Check each line of the material below, and copy it if it holds the string "DisplayMode".
....................
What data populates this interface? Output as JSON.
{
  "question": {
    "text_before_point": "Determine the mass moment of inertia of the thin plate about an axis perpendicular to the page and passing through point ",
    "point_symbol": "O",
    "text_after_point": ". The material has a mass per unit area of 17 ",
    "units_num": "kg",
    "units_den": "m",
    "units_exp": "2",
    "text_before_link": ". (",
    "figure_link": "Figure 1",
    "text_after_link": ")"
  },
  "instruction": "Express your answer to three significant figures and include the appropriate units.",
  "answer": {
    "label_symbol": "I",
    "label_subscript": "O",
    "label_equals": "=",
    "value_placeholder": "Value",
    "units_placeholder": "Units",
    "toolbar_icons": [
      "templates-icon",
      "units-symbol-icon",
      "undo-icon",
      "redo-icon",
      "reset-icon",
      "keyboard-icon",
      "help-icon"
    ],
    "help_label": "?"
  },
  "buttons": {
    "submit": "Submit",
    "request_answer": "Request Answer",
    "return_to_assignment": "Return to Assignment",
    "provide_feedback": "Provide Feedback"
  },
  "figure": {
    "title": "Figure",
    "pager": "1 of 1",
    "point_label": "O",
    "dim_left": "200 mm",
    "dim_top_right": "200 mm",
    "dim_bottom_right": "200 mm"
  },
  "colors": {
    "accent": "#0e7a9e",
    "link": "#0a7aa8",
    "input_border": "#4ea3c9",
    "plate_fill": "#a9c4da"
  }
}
....................
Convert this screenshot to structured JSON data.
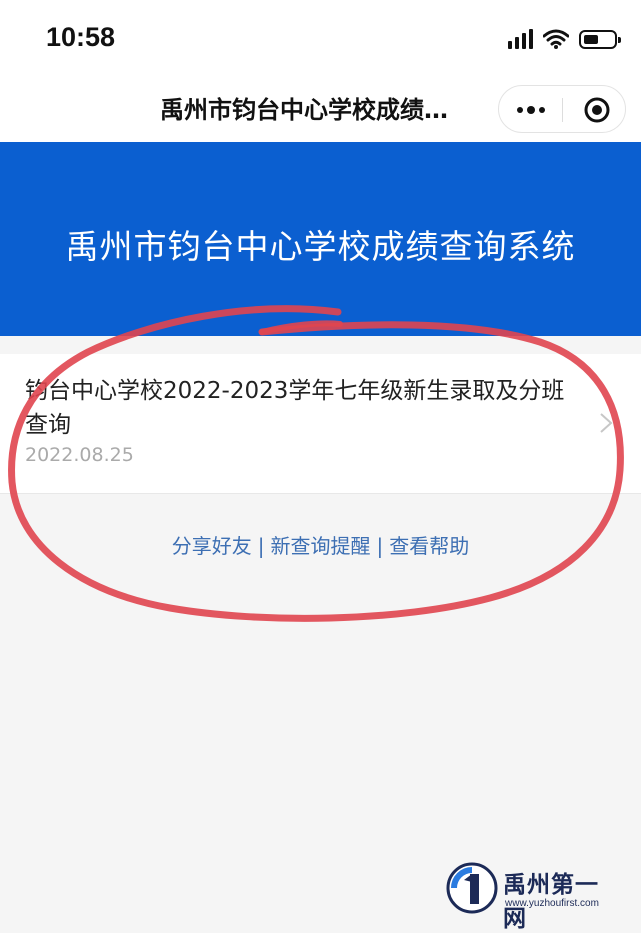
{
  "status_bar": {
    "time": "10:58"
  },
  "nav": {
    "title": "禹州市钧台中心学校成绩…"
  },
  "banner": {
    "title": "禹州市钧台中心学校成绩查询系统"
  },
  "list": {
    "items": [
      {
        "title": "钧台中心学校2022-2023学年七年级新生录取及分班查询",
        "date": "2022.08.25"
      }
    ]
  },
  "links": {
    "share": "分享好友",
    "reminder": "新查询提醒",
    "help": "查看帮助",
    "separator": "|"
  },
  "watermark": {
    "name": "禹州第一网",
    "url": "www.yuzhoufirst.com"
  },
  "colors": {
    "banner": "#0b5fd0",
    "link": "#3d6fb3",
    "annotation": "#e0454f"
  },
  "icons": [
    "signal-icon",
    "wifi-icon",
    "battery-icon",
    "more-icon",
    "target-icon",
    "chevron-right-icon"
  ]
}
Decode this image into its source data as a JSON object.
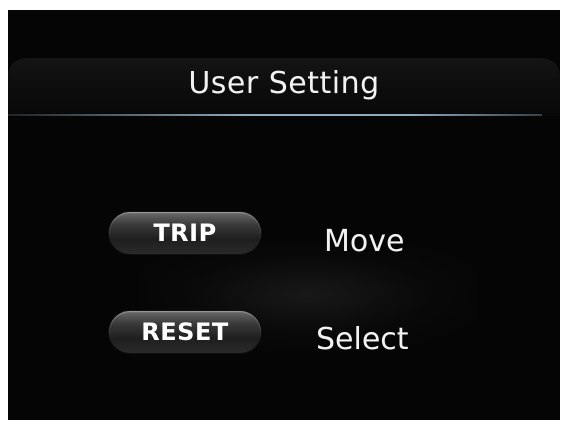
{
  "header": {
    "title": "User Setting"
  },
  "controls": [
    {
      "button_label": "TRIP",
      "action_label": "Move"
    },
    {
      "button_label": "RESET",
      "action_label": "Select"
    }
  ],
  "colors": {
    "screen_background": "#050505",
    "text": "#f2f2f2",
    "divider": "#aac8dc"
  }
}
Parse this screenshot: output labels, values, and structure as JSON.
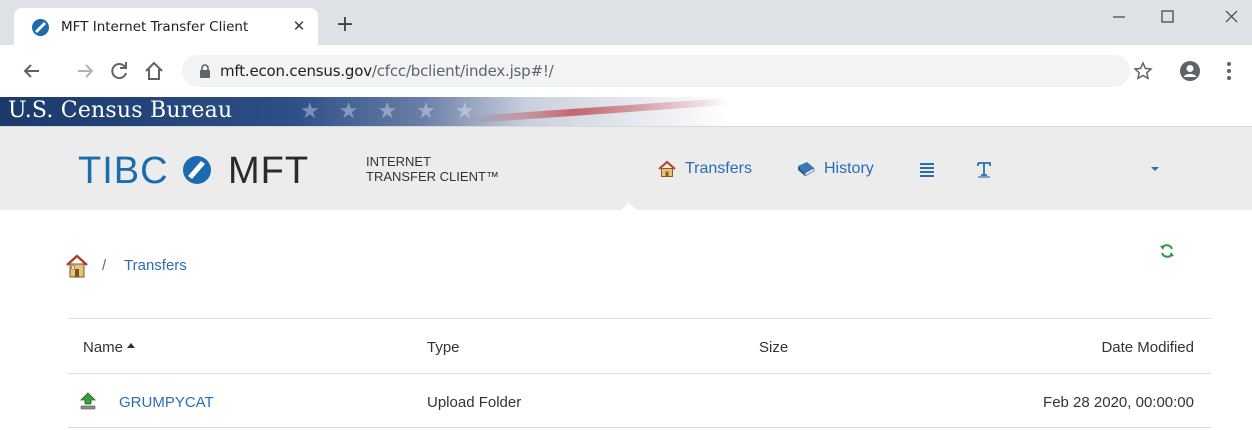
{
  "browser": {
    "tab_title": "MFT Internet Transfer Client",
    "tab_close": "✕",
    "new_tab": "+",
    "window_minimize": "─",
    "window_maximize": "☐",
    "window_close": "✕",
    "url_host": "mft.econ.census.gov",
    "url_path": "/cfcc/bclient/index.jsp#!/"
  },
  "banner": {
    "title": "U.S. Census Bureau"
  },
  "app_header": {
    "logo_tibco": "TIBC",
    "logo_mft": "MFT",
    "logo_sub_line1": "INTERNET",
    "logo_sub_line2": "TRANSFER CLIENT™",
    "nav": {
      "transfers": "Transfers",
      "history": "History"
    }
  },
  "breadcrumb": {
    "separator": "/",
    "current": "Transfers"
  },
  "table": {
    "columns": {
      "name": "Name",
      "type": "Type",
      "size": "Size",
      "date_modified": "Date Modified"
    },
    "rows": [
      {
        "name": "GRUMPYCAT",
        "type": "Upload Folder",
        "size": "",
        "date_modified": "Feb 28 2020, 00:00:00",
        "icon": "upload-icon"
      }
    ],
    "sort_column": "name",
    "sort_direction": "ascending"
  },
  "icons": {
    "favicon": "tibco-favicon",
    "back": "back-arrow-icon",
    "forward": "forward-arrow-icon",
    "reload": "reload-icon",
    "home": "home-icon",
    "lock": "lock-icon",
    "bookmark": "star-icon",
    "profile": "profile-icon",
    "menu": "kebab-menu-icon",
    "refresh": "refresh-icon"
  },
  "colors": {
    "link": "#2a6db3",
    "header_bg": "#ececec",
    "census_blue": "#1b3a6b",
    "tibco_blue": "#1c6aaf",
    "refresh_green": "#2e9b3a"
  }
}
....................
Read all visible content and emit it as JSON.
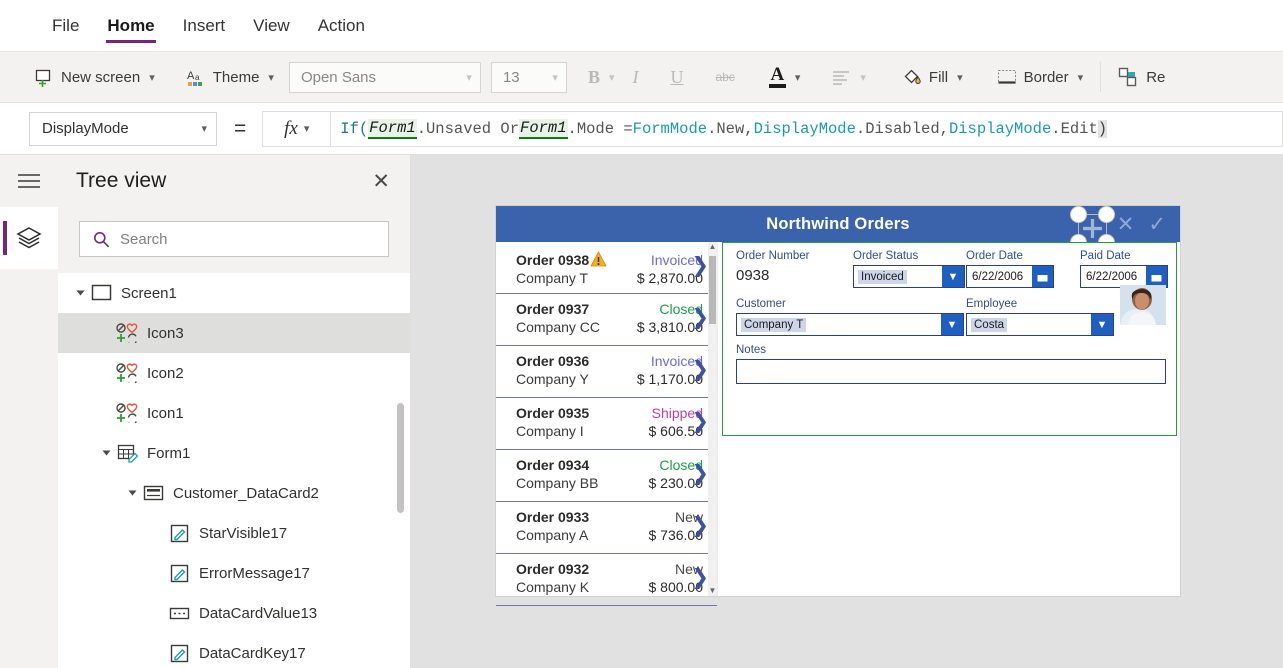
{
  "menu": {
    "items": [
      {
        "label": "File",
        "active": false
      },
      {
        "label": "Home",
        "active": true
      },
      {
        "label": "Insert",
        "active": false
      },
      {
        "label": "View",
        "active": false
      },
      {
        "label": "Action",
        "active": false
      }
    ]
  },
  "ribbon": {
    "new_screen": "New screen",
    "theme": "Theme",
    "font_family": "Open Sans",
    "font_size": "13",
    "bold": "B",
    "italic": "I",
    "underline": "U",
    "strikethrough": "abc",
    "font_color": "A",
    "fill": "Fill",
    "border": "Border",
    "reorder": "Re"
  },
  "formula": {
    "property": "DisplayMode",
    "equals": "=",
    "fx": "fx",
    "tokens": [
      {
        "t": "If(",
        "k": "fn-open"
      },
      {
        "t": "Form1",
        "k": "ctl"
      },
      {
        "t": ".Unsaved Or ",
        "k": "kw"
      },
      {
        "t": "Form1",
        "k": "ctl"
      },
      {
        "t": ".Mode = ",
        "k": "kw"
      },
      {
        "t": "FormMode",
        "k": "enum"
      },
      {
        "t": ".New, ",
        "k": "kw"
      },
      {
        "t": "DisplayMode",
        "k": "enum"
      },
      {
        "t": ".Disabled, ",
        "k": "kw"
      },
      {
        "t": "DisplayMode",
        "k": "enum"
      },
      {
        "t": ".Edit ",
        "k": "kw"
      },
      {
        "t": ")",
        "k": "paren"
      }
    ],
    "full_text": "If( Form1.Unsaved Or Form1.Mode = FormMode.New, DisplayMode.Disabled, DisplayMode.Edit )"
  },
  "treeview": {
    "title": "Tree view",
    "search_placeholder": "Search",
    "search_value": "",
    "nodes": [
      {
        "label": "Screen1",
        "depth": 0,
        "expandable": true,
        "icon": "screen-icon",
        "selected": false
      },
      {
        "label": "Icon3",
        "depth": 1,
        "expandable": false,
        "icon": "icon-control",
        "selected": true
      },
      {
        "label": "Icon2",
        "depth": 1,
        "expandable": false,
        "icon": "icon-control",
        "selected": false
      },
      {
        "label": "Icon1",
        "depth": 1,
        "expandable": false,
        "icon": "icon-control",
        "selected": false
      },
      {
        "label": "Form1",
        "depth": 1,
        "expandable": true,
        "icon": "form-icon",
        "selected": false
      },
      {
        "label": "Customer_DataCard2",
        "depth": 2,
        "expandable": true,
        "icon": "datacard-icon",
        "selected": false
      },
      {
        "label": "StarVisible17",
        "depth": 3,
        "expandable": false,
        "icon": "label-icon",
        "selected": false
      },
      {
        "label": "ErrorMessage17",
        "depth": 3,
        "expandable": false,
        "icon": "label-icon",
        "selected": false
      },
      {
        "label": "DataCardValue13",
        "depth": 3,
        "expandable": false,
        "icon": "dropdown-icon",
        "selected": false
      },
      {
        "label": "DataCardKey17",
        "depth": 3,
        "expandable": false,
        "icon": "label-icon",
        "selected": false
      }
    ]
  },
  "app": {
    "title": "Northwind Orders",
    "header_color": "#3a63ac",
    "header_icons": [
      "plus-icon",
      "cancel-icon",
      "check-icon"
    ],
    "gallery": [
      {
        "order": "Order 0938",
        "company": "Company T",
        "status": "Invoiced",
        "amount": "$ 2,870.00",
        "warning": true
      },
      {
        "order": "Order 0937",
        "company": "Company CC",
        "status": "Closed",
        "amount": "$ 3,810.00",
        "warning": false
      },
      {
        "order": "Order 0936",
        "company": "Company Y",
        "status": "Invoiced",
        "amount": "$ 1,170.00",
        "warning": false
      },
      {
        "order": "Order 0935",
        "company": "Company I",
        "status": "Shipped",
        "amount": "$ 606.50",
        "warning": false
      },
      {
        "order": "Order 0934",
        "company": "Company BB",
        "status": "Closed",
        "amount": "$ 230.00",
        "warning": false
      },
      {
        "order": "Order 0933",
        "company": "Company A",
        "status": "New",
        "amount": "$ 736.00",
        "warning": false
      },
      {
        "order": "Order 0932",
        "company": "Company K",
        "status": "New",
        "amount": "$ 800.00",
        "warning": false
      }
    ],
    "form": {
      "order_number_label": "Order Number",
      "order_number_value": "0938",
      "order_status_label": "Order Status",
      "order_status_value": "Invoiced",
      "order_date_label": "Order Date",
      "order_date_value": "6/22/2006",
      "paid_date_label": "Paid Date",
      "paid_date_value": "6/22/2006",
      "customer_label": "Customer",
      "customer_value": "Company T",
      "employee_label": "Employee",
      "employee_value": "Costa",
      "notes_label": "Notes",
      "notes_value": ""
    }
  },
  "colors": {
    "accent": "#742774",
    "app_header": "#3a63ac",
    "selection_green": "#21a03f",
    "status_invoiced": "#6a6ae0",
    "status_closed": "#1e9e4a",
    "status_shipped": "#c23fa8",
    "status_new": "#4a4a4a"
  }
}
....................
- _Result_:
    "property": "DisplayMode",
        "t": "DisplayMode",
        "t": "DisplayMode",
    "full_text": "If( Form1.Unsaved Or Form1.Mode = FormMode.New, DisplayMode.Disabled, DisplayMode.Edit )"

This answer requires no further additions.